## begin Excerpted records

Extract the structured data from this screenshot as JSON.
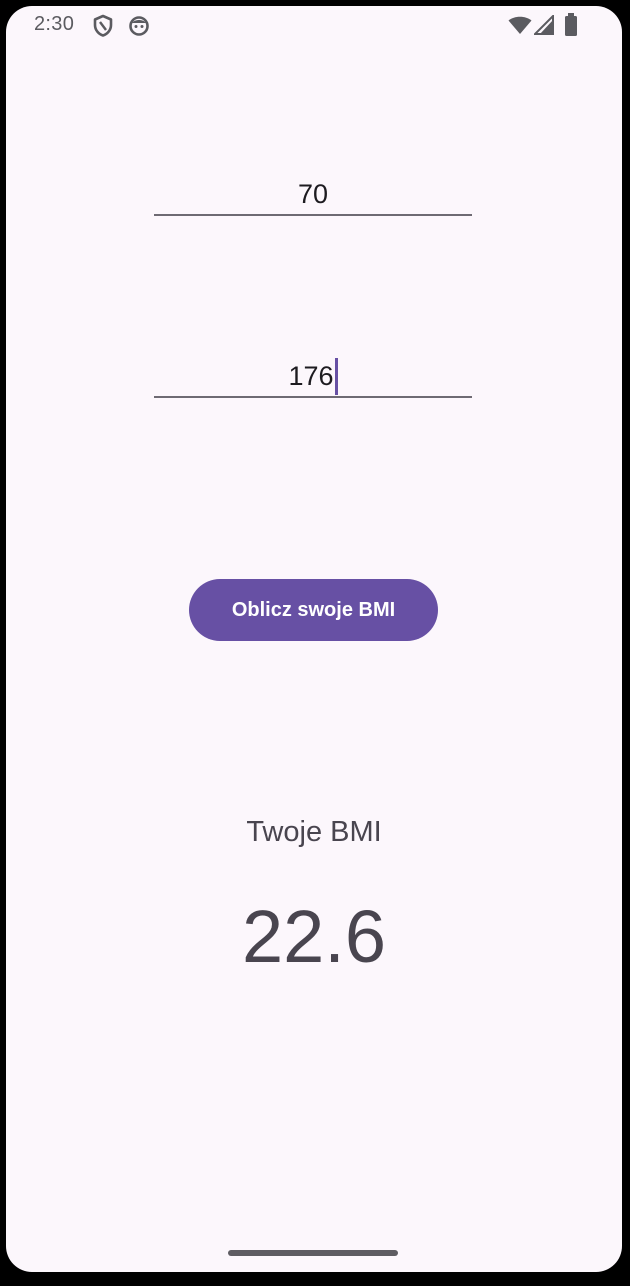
{
  "status_bar": {
    "time": "2:30",
    "icons": [
      "shield-icon",
      "face-icon",
      "wifi-icon",
      "signal-icon",
      "battery-icon"
    ],
    "icon_color": "#5b5b60"
  },
  "form": {
    "weight_value": "70",
    "height_value": "176"
  },
  "button": {
    "label": "Oblicz swoje BMI",
    "color": "#6750a4"
  },
  "result": {
    "label": "Twoje BMI",
    "value": "22.6"
  },
  "colors": {
    "background": "#fcf7fc",
    "accent": "#6750a4",
    "text": "#49454f"
  }
}
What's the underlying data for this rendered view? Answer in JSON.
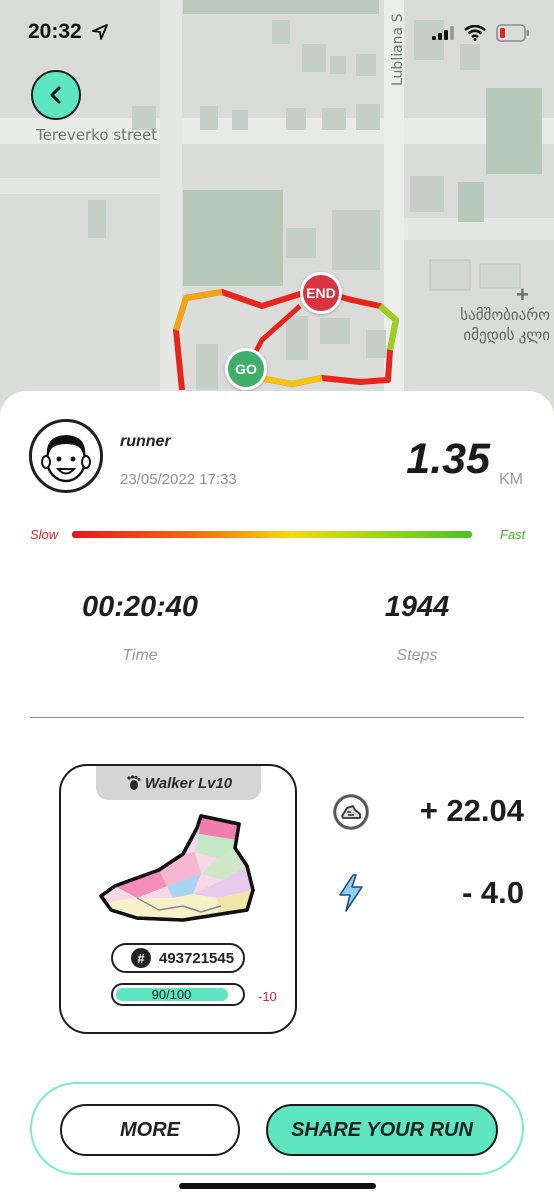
{
  "status_bar": {
    "time": "20:32",
    "icons": [
      "location-arrow-icon",
      "cellular-signal-icon",
      "wifi-icon",
      "battery-low-icon"
    ]
  },
  "map": {
    "streets": [
      "Tereverko street",
      "Lubliana S"
    ],
    "poi_label": "სამშობიარო იმედის კლი",
    "markers": {
      "start": "GO",
      "end": "END"
    }
  },
  "run": {
    "username": "runner",
    "date": "23/05/2022 17:33",
    "distance": "1.35",
    "distance_unit": "KM",
    "speed_scale": {
      "slow": "Slow",
      "fast": "Fast"
    },
    "time": {
      "value": "00:20:40",
      "label": "Time"
    },
    "steps": {
      "value": "1944",
      "label": "Steps"
    }
  },
  "sneaker": {
    "level": "Walker Lv10",
    "token_id": "493721545",
    "durability_text": "90/100",
    "durability_fraction": 0.9,
    "durability_delta": "-10"
  },
  "earnings": {
    "gst": "+ 22.04",
    "energy": "- 4.0"
  },
  "actions": {
    "more": "MORE",
    "share": "SHARE YOUR RUN"
  },
  "colors": {
    "accent": "#5ee6c1",
    "end_marker": "#d9343f",
    "go_marker": "#3fae6c",
    "slow": "#e2242a",
    "fast": "#45b52a"
  }
}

## end Excerpted records

Reproduce all the entries that precede this task, word for word, minus any pictures.

Extract the structured data from this screenshot as JSON.
{
  "status_bar": {
    "time": "2:30",
    "icons": [
      "shield-icon",
      "face-icon",
      "wifi-icon",
      "signal-icon",
      "battery-icon"
    ],
    "icon_color": "#5b5b60"
  },
  "form": {
    "weight_value": "70",
    "height_value": "176"
  },
  "button": {
    "label": "Oblicz swoje BMI",
    "color": "#6750a4"
  },
  "result": {
    "label": "Twoje BMI",
    "value": "22.6"
  },
  "colors": {
    "background": "#fcf7fc",
    "accent": "#6750a4",
    "text": "#49454f"
  }
}
What's the underlying data for this rendered view? Answer in JSON.
{
  "status_bar": {
    "time": "20:32",
    "icons": [
      "location-arrow-icon",
      "cellular-signal-icon",
      "wifi-icon",
      "battery-low-icon"
    ]
  },
  "map": {
    "streets": [
      "Tereverko street",
      "Lubliana S"
    ],
    "poi_label": "სამშობიარო იმედის კლი",
    "markers": {
      "start": "GO",
      "end": "END"
    }
  },
  "run": {
    "username": "runner",
    "date": "23/05/2022 17:33",
    "distance": "1.35",
    "distance_unit": "KM",
    "speed_scale": {
      "slow": "Slow",
      "fast": "Fast"
    },
    "time": {
      "value": "00:20:40",
      "label": "Time"
    },
    "steps": {
      "value": "1944",
      "label": "Steps"
    }
  },
  "sneaker": {
    "level": "Walker Lv10",
    "token_id": "493721545",
    "durability_text": "90/100",
    "durability_fraction": 0.9,
    "durability_delta": "-10"
  },
  "earnings": {
    "gst": "+ 22.04",
    "energy": "- 4.0"
  },
  "actions": {
    "more": "MORE",
    "share": "SHARE YOUR RUN"
  },
  "colors": {
    "accent": "#5ee6c1",
    "end_marker": "#d9343f",
    "go_marker": "#3fae6c",
    "slow": "#e2242a",
    "fast": "#45b52a"
  }
}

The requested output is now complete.